> [DO THIS]:
In the data below, find every line that has the string "potrebujem", and copy it.

==============================

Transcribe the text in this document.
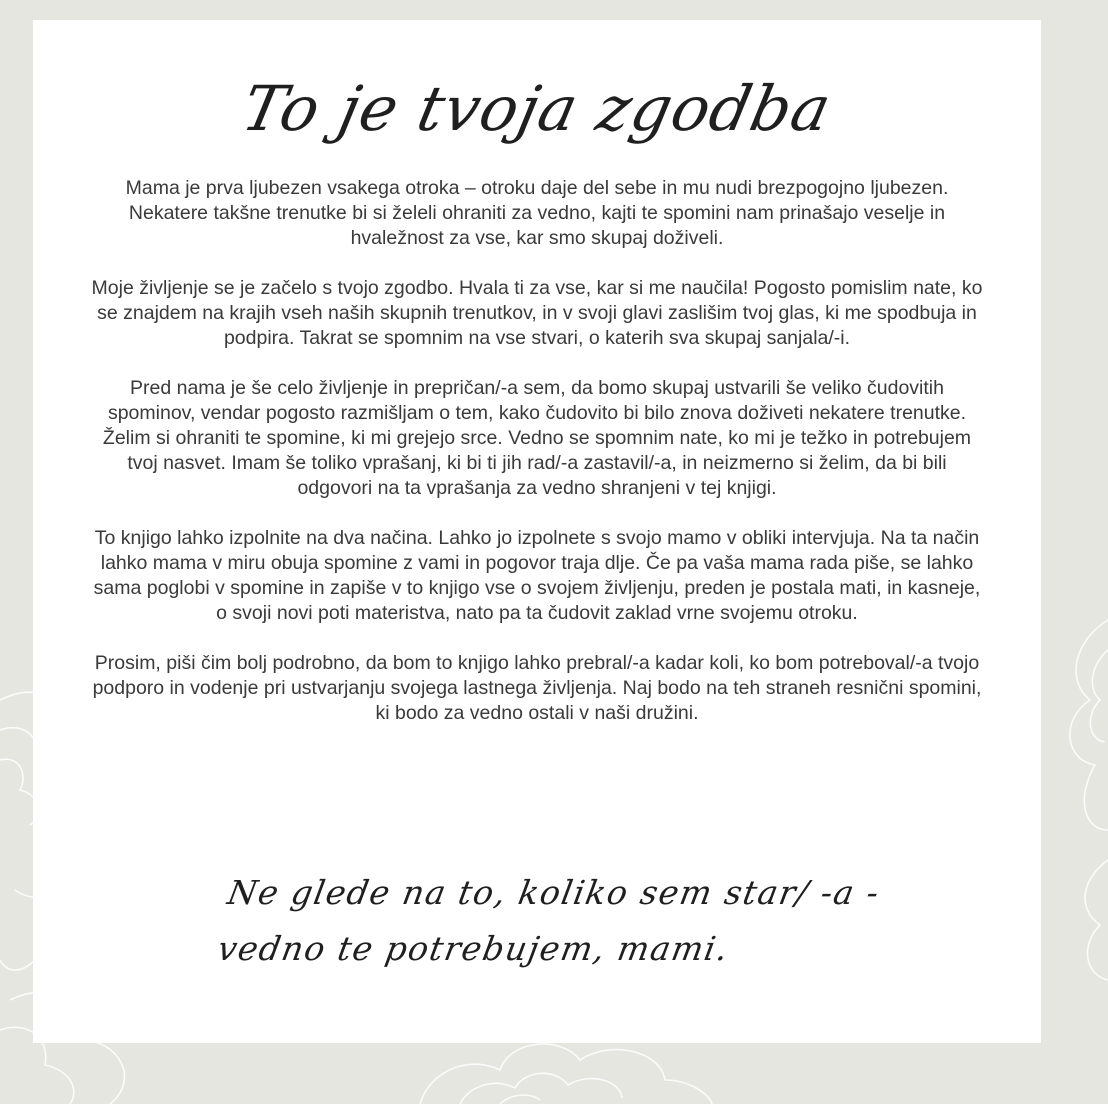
To je tvoja zgodba

Mama je prva ljubezen vsakega otroka – otroku daje del sebe in mu nudi brezpogojno ljubezen. Nekatere takšne trenutke bi si želeli ohraniti za vedno, kajti te spomini nam prinašajo veselje in hvaležnost za vse, kar smo skupaj doživeli.

Moje življenje se je začelo s tvojo zgodbo. Hvala ti za vse, kar si me naučila! Pogosto pomislim nate, ko se znajdem na krajih vseh naših skupnih trenutkov, in v svoji glavi zaslišim tvoj glas, ki me spodbuja in podpira. Takrat se spomnim na vse stvari, o katerih sva skupaj sanjala/-i.

Pred nama je še celo življenje in prepričan/-a sem, da bomo skupaj ustvarili še veliko čudovitih spominov, vendar pogosto razmišljam o tem, kako čudovito bi bilo znova doživeti nekatere trenutke. Želim si ohraniti te spomine, ki mi grejejo srce. Vedno se spomnim nate, ko mi je težko in potrebujem tvoj nasvet. Imam še toliko vprašanj, ki bi ti jih rad/-a zastavil/-a, in neizmerno si želim, da bi bili odgovori na ta vprašanja za vedno shranjeni v tej knjigi.

To knjigo lahko izpolnite na dva načina. Lahko jo izpolnete s svojo mamo v obliki intervjuja. Na ta način lahko mama v miru obuja spomine z vami in pogovor traja dlje. Če pa vaša mama rada piše, se lahko sama poglobi v spomine in zapiše v to knjigo vse o svojem življenju, preden je postala mati, in kasneje, o svoji novi poti materistva, nato pa ta čudovit zaklad vrne svojemu otroku.

Prosim, piši čim bolj podrobno, da bom to knjigo lahko prebral/-a kadar koli, ko bom potreboval/-a tvojo podporo in vodenje pri ustvarjanju svojega lastnega življenja. Naj bodo na teh straneh resnični spomini, ki bodo za vedno ostali v naši družini.

Ne glede na to, koliko sem star/ -a -
vedno te potrebujem, mami.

==============================

> [COMPLETED TASK]:
Pred nama je še celo življenje in prepričan/-a sem, da bomo skupaj ustvarili še veliko čudovitih spominov, vendar pogosto razmišljam o tem, kako čudovito bi bilo znova doživeti nekatere trenutke. Želim si ohraniti te spomine, ki mi grejejo srce. Vedno se spomnim nate, ko mi je težko in potrebujem tvoj nasvet. Imam še toliko vprašanj, ki bi ti jih rad/-a zastavil/-a, in neizmerno si želim, da bi bili odgovori na ta vprašanja za vedno shranjeni v tej knjigi.
vedno te potrebujem, mami.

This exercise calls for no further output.